>> Begin Given data

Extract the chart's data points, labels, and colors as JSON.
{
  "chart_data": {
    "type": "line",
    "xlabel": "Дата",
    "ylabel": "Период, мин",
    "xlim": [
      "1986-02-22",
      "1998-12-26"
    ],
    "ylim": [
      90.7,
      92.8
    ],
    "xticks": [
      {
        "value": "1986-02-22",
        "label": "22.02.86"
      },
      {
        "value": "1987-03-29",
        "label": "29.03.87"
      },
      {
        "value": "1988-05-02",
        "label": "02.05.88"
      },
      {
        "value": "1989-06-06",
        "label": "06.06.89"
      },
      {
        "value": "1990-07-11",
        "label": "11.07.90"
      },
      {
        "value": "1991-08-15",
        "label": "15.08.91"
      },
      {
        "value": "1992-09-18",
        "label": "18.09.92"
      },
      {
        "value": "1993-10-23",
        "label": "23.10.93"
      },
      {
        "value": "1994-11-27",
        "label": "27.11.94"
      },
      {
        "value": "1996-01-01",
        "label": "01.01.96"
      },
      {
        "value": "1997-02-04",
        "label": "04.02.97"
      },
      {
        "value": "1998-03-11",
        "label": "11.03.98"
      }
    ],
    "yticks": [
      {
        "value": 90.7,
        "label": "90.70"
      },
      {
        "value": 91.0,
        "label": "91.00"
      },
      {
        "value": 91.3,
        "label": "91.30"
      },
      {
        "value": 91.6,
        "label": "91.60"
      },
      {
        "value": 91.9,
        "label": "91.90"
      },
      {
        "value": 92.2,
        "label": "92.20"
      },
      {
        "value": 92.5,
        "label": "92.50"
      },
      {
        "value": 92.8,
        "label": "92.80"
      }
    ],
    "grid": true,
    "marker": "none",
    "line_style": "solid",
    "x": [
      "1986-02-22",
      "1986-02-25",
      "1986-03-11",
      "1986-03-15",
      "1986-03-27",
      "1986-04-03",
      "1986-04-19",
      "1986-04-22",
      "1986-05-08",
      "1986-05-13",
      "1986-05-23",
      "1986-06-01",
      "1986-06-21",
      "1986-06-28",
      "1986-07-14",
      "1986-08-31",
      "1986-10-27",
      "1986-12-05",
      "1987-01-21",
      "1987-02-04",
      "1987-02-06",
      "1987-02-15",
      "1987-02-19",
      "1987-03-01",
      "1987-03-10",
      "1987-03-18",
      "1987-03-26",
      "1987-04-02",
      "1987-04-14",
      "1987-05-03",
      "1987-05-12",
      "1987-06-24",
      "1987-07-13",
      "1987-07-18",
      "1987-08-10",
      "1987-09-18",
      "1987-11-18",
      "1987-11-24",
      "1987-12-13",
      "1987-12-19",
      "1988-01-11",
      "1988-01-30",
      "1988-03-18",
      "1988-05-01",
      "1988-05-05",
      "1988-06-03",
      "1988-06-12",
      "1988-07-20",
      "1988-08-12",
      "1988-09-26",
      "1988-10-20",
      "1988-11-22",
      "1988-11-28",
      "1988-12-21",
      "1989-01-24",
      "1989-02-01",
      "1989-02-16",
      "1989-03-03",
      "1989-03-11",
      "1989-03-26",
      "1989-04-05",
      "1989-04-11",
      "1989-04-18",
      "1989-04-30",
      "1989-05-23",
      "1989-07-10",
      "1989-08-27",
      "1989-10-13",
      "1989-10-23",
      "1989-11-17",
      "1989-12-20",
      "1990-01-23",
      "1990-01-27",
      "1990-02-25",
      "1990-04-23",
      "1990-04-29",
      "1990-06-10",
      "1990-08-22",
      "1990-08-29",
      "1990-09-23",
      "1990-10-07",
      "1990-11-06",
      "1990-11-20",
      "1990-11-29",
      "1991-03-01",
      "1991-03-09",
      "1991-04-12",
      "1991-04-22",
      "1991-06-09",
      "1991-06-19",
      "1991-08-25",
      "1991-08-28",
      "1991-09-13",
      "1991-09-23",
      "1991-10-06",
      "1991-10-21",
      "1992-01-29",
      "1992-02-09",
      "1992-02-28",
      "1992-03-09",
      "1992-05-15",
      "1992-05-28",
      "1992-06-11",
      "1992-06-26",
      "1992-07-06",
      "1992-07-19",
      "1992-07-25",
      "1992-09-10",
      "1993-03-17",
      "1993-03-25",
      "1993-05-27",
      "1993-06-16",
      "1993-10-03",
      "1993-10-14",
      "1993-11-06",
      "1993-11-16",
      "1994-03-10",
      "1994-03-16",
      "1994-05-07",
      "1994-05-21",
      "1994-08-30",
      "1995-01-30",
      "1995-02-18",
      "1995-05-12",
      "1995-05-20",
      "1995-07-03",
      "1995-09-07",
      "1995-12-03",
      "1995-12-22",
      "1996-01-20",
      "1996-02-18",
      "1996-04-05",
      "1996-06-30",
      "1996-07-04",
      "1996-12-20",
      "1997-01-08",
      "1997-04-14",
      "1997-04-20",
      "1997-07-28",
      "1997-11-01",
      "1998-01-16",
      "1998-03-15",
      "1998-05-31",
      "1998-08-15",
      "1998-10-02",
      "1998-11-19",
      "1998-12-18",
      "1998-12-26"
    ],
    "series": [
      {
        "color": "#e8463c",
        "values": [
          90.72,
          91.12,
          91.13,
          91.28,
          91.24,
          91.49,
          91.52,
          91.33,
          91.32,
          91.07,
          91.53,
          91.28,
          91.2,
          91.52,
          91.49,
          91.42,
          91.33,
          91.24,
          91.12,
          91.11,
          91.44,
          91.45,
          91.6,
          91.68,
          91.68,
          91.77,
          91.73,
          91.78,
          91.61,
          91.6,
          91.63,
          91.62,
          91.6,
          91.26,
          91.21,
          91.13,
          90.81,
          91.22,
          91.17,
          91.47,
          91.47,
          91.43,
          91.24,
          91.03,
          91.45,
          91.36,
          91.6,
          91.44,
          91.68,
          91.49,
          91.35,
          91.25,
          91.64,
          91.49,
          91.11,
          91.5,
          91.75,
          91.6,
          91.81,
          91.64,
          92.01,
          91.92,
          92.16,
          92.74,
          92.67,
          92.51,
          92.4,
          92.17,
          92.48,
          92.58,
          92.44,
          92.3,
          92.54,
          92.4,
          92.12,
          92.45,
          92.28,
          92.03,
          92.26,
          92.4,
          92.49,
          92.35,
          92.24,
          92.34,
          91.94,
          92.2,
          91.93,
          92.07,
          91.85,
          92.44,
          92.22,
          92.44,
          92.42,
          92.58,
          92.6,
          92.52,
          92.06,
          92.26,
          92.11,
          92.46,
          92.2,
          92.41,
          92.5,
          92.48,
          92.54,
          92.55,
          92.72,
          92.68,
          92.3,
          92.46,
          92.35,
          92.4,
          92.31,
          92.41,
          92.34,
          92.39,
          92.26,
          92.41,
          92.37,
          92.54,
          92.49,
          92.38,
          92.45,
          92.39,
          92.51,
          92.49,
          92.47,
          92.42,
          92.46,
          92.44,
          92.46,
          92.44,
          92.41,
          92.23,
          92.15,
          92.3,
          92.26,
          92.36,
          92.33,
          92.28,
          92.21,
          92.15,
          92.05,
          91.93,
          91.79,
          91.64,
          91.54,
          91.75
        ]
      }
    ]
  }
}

>> End Given data

Please output every record, keeping each line exact.

Extract the chart's data points, labels, and colors as JSON.
{
  "chart_data": {
    "type": "line",
    "xlabel": "Дата",
    "ylabel": "Период, мин",
    "xlim": [
      "1986-02-22",
      "1998-12-26"
    ],
    "ylim": [
      90.7,
      92.8
    ],
    "xticks": [
      {
        "value": "1986-02-22",
        "label": "22.02.86"
      },
      {
        "value": "1987-03-29",
        "label": "29.03.87"
      },
      {
        "value": "1988-05-02",
        "label": "02.05.88"
      },
      {
        "value": "1989-06-06",
        "label": "06.06.89"
      },
      {
        "value": "1990-07-11",
        "label": "11.07.90"
      },
      {
        "value": "1991-08-15",
        "label": "15.08.91"
      },
      {
        "value": "1992-09-18",
        "label": "18.09.92"
      },
      {
        "value": "1993-10-23",
        "label": "23.10.93"
      },
      {
        "value": "1994-11-27",
        "label": "27.11.94"
      },
      {
        "value": "1996-01-01",
        "label": "01.01.96"
      },
      {
        "value": "1997-02-04",
        "label": "04.02.97"
      },
      {
        "value": "1998-03-11",
        "label": "11.03.98"
      }
    ],
    "yticks": [
      {
        "value": 90.7,
        "label": "90.70"
      },
      {
        "value": 91.0,
        "label": "91.00"
      },
      {
        "value": 91.3,
        "label": "91.30"
      },
      {
        "value": 91.6,
        "label": "91.60"
      },
      {
        "value": 91.9,
        "label": "91.90"
      },
      {
        "value": 92.2,
        "label": "92.20"
      },
      {
        "value": 92.5,
        "label": "92.50"
      },
      {
        "value": 92.8,
        "label": "92.80"
      }
    ],
    "grid": true,
    "marker": "none",
    "line_style": "solid",
    "x": [
      "1986-02-22",
      "1986-02-25",
      "1986-03-11",
      "1986-03-15",
      "1986-03-27",
      "1986-04-03",
      "1986-04-19",
      "1986-04-22",
      "1986-05-08",
      "1986-05-13",
      "1986-05-23",
      "1986-06-01",
      "1986-06-21",
      "1986-06-28",
      "1986-07-14",
      "1986-08-31",
      "1986-10-27",
      "1986-12-05",
      "1987-01-21",
      "1987-02-04",
      "1987-02-06",
      "1987-02-15",
      "1987-02-19",
      "1987-03-01",
      "1987-03-10",
      "1987-03-18",
      "1987-03-26",
      "1987-04-02",
      "1987-04-14",
      "1987-05-03",
      "1987-05-12",
      "1987-06-24",
      "1987-07-13",
      "1987-07-18",
      "1987-08-10",
      "1987-09-18",
      "1987-11-18",
      "1987-11-24",
      "1987-12-13",
      "1987-12-19",
      "1988-01-11",
      "1988-01-30",
      "1988-03-18",
      "1988-05-01",
      "1988-05-05",
      "1988-06-03",
      "1988-06-12",
      "1988-07-20",
      "1988-08-12",
      "1988-09-26",
      "1988-10-20",
      "1988-11-22",
      "1988-11-28",
      "1988-12-21",
      "1989-01-24",
      "1989-02-01",
      "1989-02-16",
      "1989-03-03",
      "1989-03-11",
      "1989-03-26",
      "1989-04-05",
      "1989-04-11",
      "1989-04-18",
      "1989-04-30",
      "1989-05-23",
      "1989-07-10",
      "1989-08-27",
      "1989-10-13",
      "1989-10-23",
      "1989-11-17",
      "1989-12-20",
      "1990-01-23",
      "1990-01-27",
      "1990-02-25",
      "1990-04-23",
      "1990-04-29",
      "1990-06-10",
      "1990-08-22",
      "1990-08-29",
      "1990-09-23",
      "1990-10-07",
      "1990-11-06",
      "1990-11-20",
      "1990-11-29",
      "1991-03-01",
      "1991-03-09",
      "1991-04-12",
      "1991-04-22",
      "1991-06-09",
      "1991-06-19",
      "1991-08-25",
      "1991-08-28",
      "1991-09-13",
      "1991-09-23",
      "1991-10-06",
      "1991-10-21",
      "1992-01-29",
      "1992-02-09",
      "1992-02-28",
      "1992-03-09",
      "1992-05-15",
      "1992-05-28",
      "1992-06-11",
      "1992-06-26",
      "1992-07-06",
      "1992-07-19",
      "1992-07-25",
      "1992-09-10",
      "1993-03-17",
      "1993-03-25",
      "1993-05-27",
      "1993-06-16",
      "1993-10-03",
      "1993-10-14",
      "1993-11-06",
      "1993-11-16",
      "1994-03-10",
      "1994-03-16",
      "1994-05-07",
      "1994-05-21",
      "1994-08-30",
      "1995-01-30",
      "1995-02-18",
      "1995-05-12",
      "1995-05-20",
      "1995-07-03",
      "1995-09-07",
      "1995-12-03",
      "1995-12-22",
      "1996-01-20",
      "1996-02-18",
      "1996-04-05",
      "1996-06-30",
      "1996-07-04",
      "1996-12-20",
      "1997-01-08",
      "1997-04-14",
      "1997-04-20",
      "1997-07-28",
      "1997-11-01",
      "1998-01-16",
      "1998-03-15",
      "1998-05-31",
      "1998-08-15",
      "1998-10-02",
      "1998-11-19",
      "1998-12-18",
      "1998-12-26"
    ],
    "series": [
      {
        "color": "#e8463c",
        "values": [
          90.72,
          91.12,
          91.13,
          91.28,
          91.24,
          91.49,
          91.52,
          91.33,
          91.32,
          91.07,
          91.53,
          91.28,
          91.2,
          91.52,
          91.49,
          91.42,
          91.33,
          91.24,
          91.12,
          91.11,
          91.44,
          91.45,
          91.6,
          91.68,
          91.68,
          91.77,
          91.73,
          91.78,
          91.61,
          91.6,
          91.63,
          91.62,
          91.6,
          91.26,
          91.21,
          91.13,
          90.81,
          91.22,
          91.17,
          91.47,
          91.47,
          91.43,
          91.24,
          91.03,
          91.45,
          91.36,
          91.6,
          91.44,
          91.68,
          91.49,
          91.35,
          91.25,
          91.64,
          91.49,
          91.11,
          91.5,
          91.75,
          91.6,
          91.81,
          91.64,
          92.01,
          91.92,
          92.16,
          92.74,
          92.67,
          92.51,
          92.4,
          92.17,
          92.48,
          92.58,
          92.44,
          92.3,
          92.54,
          92.4,
          92.12,
          92.45,
          92.28,
          92.03,
          92.26,
          92.4,
          92.49,
          92.35,
          92.24,
          92.34,
          91.94,
          92.2,
          91.93,
          92.07,
          91.85,
          92.44,
          92.22,
          92.44,
          92.42,
          92.58,
          92.6,
          92.52,
          92.06,
          92.26,
          92.11,
          92.46,
          92.2,
          92.41,
          92.5,
          92.48,
          92.54,
          92.55,
          92.72,
          92.68,
          92.3,
          92.46,
          92.35,
          92.4,
          92.31,
          92.41,
          92.34,
          92.39,
          92.26,
          92.41,
          92.37,
          92.54,
          92.49,
          92.38,
          92.45,
          92.39,
          92.51,
          92.49,
          92.47,
          92.42,
          92.46,
          92.44,
          92.46,
          92.44,
          92.41,
          92.23,
          92.15,
          92.3,
          92.26,
          92.36,
          92.33,
          92.28,
          92.21,
          92.15,
          92.05,
          91.93,
          91.79,
          91.64,
          91.54,
          91.75
        ]
      }
    ]
  }
}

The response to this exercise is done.